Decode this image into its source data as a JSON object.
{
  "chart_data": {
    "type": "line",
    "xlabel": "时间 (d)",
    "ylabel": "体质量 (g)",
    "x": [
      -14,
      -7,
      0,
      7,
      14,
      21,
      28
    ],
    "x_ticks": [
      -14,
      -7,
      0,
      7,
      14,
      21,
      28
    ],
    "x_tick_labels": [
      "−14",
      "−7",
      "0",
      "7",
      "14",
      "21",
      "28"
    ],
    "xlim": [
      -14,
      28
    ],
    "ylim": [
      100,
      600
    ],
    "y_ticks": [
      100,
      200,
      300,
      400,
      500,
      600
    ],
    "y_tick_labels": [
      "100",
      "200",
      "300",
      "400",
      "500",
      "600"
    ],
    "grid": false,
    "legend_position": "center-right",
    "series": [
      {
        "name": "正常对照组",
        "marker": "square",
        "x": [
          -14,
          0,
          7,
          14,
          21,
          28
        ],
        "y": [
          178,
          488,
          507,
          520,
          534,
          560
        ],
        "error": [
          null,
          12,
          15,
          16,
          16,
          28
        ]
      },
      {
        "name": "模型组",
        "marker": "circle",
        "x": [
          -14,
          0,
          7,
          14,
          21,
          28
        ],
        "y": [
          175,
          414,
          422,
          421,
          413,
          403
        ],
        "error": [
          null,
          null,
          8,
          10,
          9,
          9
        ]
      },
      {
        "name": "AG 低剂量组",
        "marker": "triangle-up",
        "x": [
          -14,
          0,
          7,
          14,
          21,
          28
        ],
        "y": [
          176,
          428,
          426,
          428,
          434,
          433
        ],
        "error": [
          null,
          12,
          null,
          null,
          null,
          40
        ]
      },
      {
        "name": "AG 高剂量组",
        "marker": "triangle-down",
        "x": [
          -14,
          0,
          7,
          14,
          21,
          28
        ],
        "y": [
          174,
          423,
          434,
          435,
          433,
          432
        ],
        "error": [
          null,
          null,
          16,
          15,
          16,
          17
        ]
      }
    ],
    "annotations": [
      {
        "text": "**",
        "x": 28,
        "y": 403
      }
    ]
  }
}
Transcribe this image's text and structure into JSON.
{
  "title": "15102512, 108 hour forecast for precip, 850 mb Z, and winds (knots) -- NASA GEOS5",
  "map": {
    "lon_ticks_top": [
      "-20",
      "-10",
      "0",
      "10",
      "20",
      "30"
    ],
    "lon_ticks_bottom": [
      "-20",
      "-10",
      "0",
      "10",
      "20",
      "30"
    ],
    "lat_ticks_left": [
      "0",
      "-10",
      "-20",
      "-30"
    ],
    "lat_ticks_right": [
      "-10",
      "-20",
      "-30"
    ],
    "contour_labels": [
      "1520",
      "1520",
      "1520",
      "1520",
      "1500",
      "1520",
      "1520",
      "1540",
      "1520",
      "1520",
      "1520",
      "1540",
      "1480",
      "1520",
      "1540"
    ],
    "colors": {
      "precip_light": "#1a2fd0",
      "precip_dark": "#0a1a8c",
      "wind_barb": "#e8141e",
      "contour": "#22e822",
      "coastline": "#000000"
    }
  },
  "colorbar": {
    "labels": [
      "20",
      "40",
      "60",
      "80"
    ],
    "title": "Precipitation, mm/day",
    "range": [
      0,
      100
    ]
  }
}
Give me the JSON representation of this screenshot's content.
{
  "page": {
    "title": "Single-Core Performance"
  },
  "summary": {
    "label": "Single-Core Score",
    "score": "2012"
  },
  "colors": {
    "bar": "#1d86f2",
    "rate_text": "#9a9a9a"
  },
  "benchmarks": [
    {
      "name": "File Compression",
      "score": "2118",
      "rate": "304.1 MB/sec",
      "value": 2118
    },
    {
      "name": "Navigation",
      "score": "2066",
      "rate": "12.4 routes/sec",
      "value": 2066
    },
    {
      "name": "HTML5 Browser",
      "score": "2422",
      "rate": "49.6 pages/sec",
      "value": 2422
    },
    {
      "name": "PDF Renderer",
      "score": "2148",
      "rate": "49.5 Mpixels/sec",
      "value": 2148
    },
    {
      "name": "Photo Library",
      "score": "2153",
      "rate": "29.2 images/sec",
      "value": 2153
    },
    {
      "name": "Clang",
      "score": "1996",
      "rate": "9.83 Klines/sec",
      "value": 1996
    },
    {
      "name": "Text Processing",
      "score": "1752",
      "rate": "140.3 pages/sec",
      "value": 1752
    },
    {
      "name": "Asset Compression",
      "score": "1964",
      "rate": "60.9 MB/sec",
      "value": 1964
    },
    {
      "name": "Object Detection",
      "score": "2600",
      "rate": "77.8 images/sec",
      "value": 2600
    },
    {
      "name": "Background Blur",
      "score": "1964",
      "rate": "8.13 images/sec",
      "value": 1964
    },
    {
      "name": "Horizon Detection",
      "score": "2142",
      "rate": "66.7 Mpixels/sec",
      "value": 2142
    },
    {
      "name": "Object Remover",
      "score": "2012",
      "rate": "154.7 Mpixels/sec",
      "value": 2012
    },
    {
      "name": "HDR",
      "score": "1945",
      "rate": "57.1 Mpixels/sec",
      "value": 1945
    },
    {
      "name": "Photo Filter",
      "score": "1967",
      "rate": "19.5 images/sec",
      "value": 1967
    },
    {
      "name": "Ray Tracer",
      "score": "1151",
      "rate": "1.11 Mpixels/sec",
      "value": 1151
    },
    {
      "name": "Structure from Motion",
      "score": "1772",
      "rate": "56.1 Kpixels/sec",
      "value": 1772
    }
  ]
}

────────────────

Given task: Take the entries above and transcribe them exactly.

Solution to the problem:
Decode this image into its source data as a JSON object.
{
  "chart_data": {
    "type": "line",
    "xlabel": "时间 (d)",
    "ylabel": "体质量 (g)",
    "x": [
      -14,
      -7,
      0,
      7,
      14,
      21,
      28
    ],
    "x_ticks": [
      -14,
      -7,
      0,
      7,
      14,
      21,
      28
    ],
    "x_tick_labels": [
      "−14",
      "−7",
      "0",
      "7",
      "14",
      "21",
      "28"
    ],
    "xlim": [
      -14,
      28
    ],
    "ylim": [
      100,
      600
    ],
    "y_ticks": [
      100,
      200,
      300,
      400,
      500,
      600
    ],
    "y_tick_labels": [
      "100",
      "200",
      "300",
      "400",
      "500",
      "600"
    ],
    "grid": false,
    "legend_position": "center-right",
    "series": [
      {
        "name": "正常对照组",
        "marker": "square",
        "x": [
          -14,
          0,
          7,
          14,
          21,
          28
        ],
        "y": [
          178,
          488,
          507,
          520,
          534,
          560
        ],
        "error": [
          null,
          12,
          15,
          16,
          16,
          28
        ]
      },
      {
        "name": "模型组",
        "marker": "circle",
        "x": [
          -14,
          0,
          7,
          14,
          21,
          28
        ],
        "y": [
          175,
          414,
          422,
          421,
          413,
          403
        ],
        "error": [
          null,
          null,
          8,
          10,
          9,
          9
        ]
      },
      {
        "name": "AG 低剂量组",
        "marker": "triangle-up",
        "x": [
          -14,
          0,
          7,
          14,
          21,
          28
        ],
        "y": [
          176,
          428,
          426,
          428,
          434,
          433
        ],
        "error": [
          null,
          12,
          null,
          null,
          null,
          40
        ]
      },
      {
        "name": "AG 高剂量组",
        "marker": "triangle-down",
        "x": [
          -14,
          0,
          7,
          14,
          21,
          28
        ],
        "y": [
          174,
          423,
          434,
          435,
          433,
          432
        ],
        "error": [
          null,
          null,
          16,
          15,
          16,
          17
        ]
      }
    ],
    "annotations": [
      {
        "text": "**",
        "x": 28,
        "y": 403
      }
    ]
  }
}
Transcribe this image's text and structure into JSON.
{
  "title": "15102512, 108 hour forecast for precip, 850 mb Z, and winds (knots) -- NASA GEOS5",
  "map": {
    "lon_ticks_top": [
      "-20",
      "-10",
      "0",
      "10",
      "20",
      "30"
    ],
    "lon_ticks_bottom": [
      "-20",
      "-10",
      "0",
      "10",
      "20",
      "30"
    ],
    "lat_ticks_left": [
      "0",
      "-10",
      "-20",
      "-30"
    ],
    "lat_ticks_right": [
      "-10",
      "-20",
      "-30"
    ],
    "contour_labels": [
      "1520",
      "1520",
      "1520",
      "1520",
      "1500",
      "1520",
      "1520",
      "1540",
      "1520",
      "1520",
      "1520",
      "1540",
      "1480",
      "1520",
      "1540"
    ],
    "colors": {
      "precip_light": "#1a2fd0",
      "precip_dark": "#0a1a8c",
      "wind_barb": "#e8141e",
      "contour": "#22e822",
      "coastline": "#000000"
    }
  },
  "colorbar": {
    "labels": [
      "20",
      "40",
      "60",
      "80"
    ],
    "title": "Precipitation, mm/day",
    "range": [
      0,
      100
    ]
  }
}
Give me the JSON representation of this screenshot's content.
{
  "page": {
    "title": "Single-Core Performance"
  },
  "summary": {
    "label": "Single-Core Score",
    "score": "2012"
  },
  "colors": {
    "bar": "#1d86f2",
    "rate_text": "#9a9a9a"
  },
  "benchmarks": [
    {
      "name": "File Compression",
      "score": "2118",
      "rate": "304.1 MB/sec",
      "value": 2118
    },
    {
      "name": "Navigation",
      "score": "2066",
      "rate": "12.4 routes/sec",
      "value": 2066
    },
    {
      "name": "HTML5 Browser",
      "score": "2422",
      "rate": "49.6 pages/sec",
      "value": 2422
    },
    {
      "name": "PDF Renderer",
      "score": "2148",
      "rate": "49.5 Mpixels/sec",
      "value": 2148
    },
    {
      "name": "Photo Library",
      "score": "2153",
      "rate": "29.2 images/sec",
      "value": 2153
    },
    {
      "name": "Clang",
      "score": "1996",
      "rate": "9.83 Klines/sec",
      "value": 1996
    },
    {
      "name": "Text Processing",
      "score": "1752",
      "rate": "140.3 pages/sec",
      "value": 1752
    },
    {
      "name": "Asset Compression",
      "score": "1964",
      "rate": "60.9 MB/sec",
      "value": 1964
    },
    {
      "name": "Object Detection",
      "score": "2600",
      "rate": "77.8 images/sec",
      "value": 2600
    },
    {
      "name": "Background Blur",
      "score": "1964",
      "rate": "8.13 images/sec",
      "value": 1964
    },
    {
      "name": "Horizon Detection",
      "score": "2142",
      "rate": "66.7 Mpixels/sec",
      "value": 2142
    },
    {
      "name": "Object Remover",
      "score": "2012",
      "rate": "154.7 Mpixels/sec",
      "value": 2012
    },
    {
      "name": "HDR",
      "score": "1945",
      "rate": "57.1 Mpixels/sec",
      "value": 1945
    },
    {
      "name": "Photo Filter",
      "score": "1967",
      "rate": "19.5 images/sec",
      "value": 1967
    },
    {
      "name": "Ray Tracer",
      "score": "1151",
      "rate": "1.11 Mpixels/sec",
      "value": 1151
    },
    {
      "name": "Structure from Motion",
      "score": "1772",
      "rate": "56.1 Kpixels/sec",
      "value": 1772
    }
  ]
}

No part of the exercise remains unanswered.